Task goal: Find each line with the word "physics" in it, then give the total alone.

Figure dataset records:
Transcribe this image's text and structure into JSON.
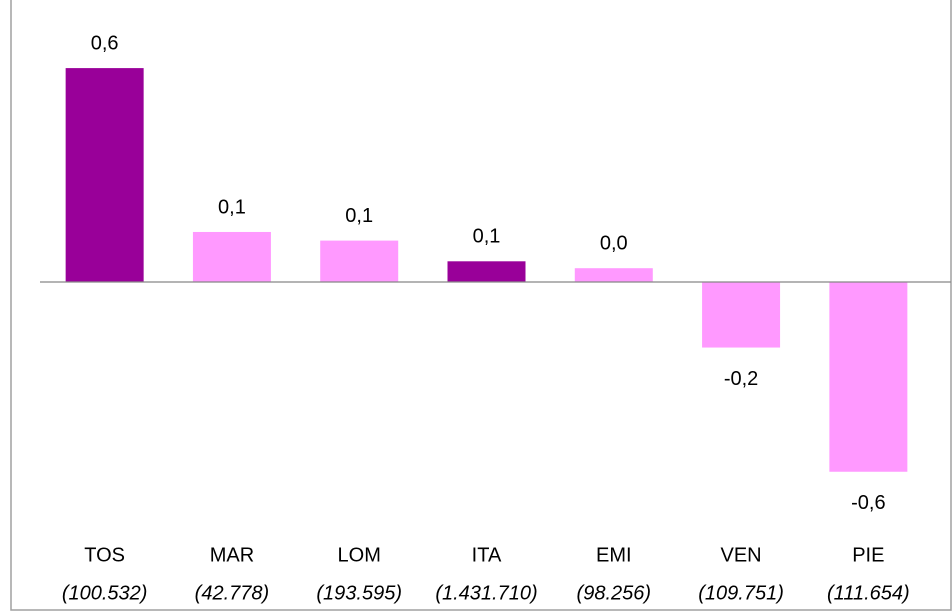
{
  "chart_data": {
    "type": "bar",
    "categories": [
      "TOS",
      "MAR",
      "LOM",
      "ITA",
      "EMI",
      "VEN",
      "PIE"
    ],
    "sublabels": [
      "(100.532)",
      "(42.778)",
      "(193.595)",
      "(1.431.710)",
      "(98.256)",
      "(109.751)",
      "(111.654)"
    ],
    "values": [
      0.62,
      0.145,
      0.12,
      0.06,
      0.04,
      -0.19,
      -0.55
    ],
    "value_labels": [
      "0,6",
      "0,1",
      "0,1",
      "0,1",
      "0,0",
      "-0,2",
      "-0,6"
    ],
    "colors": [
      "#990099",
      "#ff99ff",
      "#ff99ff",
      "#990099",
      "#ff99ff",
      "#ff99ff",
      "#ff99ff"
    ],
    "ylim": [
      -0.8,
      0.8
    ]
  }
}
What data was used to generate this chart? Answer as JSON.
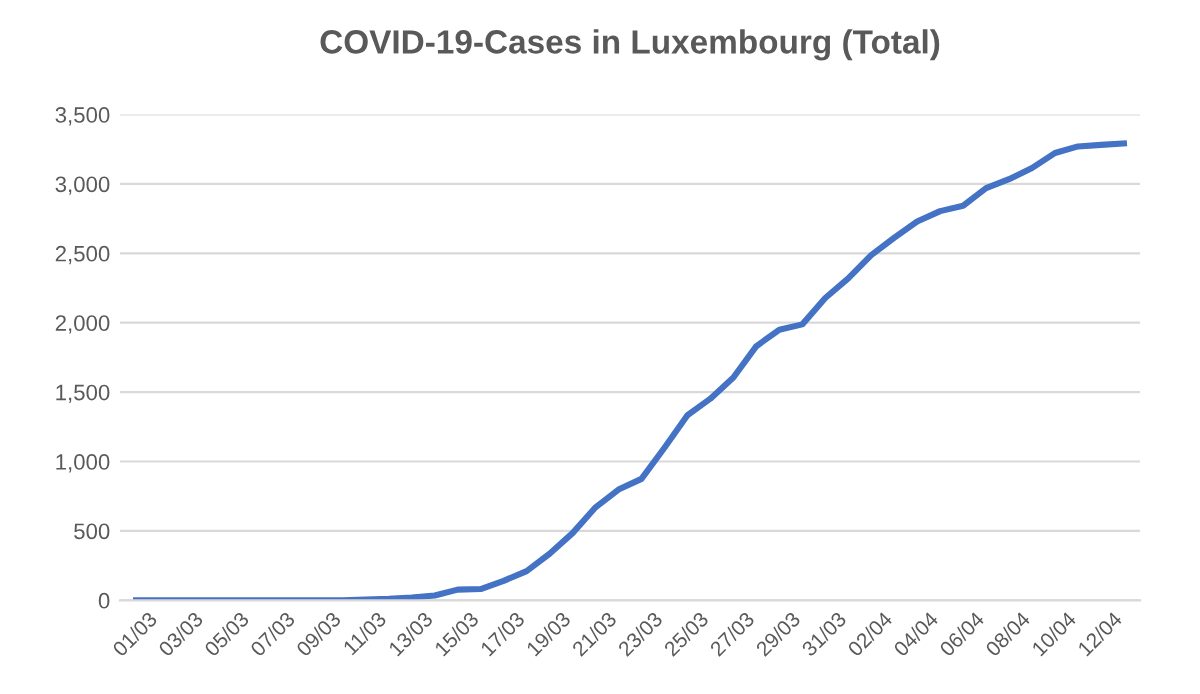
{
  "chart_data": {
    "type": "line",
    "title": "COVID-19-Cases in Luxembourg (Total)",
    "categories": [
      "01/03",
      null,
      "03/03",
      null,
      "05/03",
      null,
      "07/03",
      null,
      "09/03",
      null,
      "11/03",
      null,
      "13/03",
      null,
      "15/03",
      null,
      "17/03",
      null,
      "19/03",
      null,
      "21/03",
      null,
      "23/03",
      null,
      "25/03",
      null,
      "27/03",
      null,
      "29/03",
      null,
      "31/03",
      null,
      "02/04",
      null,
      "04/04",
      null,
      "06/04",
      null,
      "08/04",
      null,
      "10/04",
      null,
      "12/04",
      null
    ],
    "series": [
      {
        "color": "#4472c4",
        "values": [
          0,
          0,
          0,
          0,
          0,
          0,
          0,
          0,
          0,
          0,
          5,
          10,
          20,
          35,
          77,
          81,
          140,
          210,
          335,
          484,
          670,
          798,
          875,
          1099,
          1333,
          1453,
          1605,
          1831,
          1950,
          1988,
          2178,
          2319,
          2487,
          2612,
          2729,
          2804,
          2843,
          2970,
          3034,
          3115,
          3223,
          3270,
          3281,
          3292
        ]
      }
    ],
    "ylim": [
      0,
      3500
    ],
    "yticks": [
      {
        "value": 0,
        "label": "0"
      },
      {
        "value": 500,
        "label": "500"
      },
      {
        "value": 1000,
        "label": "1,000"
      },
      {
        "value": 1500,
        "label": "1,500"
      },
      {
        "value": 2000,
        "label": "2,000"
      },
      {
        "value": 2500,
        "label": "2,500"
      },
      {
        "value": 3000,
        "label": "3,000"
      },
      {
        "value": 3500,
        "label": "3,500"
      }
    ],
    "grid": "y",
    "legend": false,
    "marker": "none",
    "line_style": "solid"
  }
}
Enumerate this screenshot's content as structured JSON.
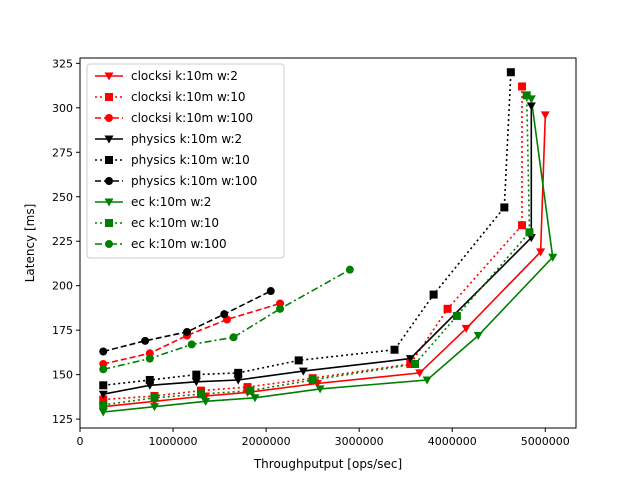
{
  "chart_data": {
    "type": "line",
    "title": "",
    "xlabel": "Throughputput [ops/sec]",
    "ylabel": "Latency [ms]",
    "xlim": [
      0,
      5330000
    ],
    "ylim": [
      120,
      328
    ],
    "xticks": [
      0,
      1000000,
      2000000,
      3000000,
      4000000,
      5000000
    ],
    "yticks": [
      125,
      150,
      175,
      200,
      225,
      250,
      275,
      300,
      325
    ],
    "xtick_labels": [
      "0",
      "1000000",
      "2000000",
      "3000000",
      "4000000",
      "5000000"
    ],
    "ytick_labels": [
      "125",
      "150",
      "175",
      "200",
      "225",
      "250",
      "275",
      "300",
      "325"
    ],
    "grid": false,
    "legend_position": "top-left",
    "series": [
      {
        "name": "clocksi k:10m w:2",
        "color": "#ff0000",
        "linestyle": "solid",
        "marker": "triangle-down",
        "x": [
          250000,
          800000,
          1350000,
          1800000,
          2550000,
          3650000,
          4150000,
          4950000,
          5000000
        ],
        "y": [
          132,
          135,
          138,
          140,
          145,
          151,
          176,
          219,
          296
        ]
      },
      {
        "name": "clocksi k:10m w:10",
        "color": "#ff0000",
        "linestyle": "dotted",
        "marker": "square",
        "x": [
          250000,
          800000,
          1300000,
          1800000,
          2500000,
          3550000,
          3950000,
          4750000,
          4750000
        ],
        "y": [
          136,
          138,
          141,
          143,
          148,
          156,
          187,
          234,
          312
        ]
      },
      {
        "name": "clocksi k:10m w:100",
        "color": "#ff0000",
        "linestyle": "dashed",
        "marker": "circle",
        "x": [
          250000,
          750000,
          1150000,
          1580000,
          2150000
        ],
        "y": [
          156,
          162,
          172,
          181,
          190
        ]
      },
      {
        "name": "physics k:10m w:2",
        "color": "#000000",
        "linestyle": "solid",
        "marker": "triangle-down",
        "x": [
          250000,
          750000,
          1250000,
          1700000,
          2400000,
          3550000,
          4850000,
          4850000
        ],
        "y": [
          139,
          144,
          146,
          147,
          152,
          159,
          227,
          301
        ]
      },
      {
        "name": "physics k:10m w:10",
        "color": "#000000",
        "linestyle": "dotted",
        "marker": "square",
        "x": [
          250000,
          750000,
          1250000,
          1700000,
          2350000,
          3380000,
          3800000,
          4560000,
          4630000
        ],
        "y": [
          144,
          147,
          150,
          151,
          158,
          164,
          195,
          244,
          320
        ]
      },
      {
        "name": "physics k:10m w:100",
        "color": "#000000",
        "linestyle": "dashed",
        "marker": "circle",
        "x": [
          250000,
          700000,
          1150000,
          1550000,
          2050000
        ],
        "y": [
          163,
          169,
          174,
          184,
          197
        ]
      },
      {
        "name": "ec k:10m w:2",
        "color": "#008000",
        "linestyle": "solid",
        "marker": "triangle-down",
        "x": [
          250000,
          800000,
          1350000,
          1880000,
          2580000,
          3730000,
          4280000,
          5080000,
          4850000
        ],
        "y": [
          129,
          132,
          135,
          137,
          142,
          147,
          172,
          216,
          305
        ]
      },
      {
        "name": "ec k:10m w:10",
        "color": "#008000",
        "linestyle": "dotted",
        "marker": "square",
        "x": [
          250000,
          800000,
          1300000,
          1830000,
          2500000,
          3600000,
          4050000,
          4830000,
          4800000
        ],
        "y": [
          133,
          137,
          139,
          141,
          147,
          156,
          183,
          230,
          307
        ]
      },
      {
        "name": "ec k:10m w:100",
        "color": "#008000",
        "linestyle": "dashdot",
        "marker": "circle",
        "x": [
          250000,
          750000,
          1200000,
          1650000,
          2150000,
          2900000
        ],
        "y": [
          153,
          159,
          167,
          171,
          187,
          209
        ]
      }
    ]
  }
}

Result of the task: 3